◆ **Problem**: Filter the records below down to lines containing "applications".
>> Start Dataset excerpts
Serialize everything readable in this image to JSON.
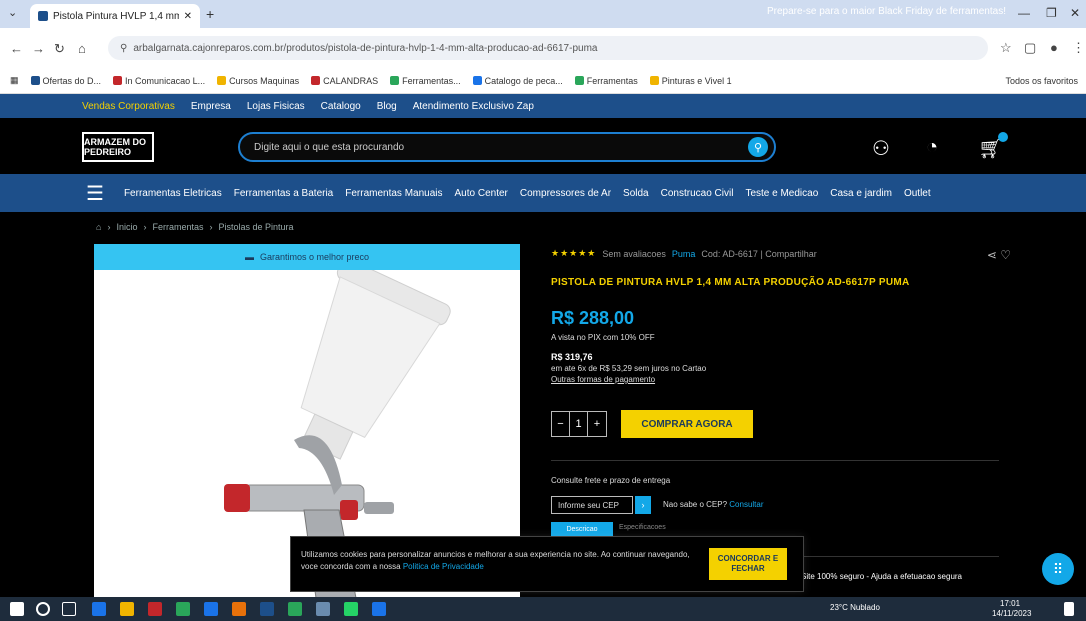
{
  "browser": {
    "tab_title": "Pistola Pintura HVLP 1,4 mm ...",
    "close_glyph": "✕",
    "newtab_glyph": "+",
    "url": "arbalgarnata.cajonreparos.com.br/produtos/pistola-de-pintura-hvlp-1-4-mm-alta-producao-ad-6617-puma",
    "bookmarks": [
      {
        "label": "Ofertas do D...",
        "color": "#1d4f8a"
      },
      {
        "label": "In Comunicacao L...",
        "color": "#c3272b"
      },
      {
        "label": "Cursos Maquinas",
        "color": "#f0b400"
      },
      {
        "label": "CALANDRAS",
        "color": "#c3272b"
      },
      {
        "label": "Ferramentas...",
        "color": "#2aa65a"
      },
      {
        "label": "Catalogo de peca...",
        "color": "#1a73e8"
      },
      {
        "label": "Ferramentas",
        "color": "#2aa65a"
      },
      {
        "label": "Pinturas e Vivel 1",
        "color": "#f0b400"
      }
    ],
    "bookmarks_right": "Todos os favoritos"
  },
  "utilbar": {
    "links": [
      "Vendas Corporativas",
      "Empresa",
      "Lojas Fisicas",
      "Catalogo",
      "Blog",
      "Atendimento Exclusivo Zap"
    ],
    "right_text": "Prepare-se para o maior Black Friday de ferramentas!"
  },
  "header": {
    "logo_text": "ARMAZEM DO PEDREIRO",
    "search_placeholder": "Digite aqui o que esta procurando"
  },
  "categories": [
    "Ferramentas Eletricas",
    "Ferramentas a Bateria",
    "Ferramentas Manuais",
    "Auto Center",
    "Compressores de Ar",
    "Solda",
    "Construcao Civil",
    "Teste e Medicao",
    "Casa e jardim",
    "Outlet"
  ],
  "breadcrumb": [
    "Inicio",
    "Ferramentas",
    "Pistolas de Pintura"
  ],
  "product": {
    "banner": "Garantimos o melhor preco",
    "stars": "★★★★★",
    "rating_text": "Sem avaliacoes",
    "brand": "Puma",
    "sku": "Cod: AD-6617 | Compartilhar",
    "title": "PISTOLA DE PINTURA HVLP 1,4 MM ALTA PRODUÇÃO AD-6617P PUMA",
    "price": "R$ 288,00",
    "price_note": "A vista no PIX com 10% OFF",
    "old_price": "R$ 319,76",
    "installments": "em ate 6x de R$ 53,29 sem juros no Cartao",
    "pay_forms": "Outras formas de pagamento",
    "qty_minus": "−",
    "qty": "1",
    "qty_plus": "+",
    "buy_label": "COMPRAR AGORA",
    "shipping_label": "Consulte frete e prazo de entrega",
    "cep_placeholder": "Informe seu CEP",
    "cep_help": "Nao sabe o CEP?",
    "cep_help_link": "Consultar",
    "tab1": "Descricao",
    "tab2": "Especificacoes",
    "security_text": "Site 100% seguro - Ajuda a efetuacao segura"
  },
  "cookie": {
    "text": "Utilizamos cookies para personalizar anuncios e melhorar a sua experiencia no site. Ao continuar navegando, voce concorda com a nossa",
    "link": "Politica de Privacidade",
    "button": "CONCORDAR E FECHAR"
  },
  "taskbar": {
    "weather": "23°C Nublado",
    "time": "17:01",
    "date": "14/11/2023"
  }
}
>> End Dataset excerpts
>> Start Dataset excerpts
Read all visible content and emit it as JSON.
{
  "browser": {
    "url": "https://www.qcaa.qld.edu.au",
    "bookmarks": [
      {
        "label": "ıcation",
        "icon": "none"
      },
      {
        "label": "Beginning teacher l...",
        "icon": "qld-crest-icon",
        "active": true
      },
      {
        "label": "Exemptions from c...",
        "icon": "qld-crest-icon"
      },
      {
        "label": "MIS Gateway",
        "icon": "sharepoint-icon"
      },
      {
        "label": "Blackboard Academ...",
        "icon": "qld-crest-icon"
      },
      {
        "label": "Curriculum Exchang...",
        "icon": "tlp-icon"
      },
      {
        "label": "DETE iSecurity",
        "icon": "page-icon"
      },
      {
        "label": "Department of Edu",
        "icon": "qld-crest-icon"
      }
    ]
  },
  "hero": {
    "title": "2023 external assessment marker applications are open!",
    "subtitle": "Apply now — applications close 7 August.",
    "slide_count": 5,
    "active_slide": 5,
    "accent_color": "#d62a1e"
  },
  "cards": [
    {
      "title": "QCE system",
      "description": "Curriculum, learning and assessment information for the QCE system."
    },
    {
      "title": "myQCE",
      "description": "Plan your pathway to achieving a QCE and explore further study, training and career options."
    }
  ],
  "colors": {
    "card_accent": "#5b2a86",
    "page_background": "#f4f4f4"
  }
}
>> End Dataset excerpts
◆ **Exercise answer**:
    "title": "2023 external assessment marker applications are open!",
    "subtitle": "Apply now — applications close 7 August.",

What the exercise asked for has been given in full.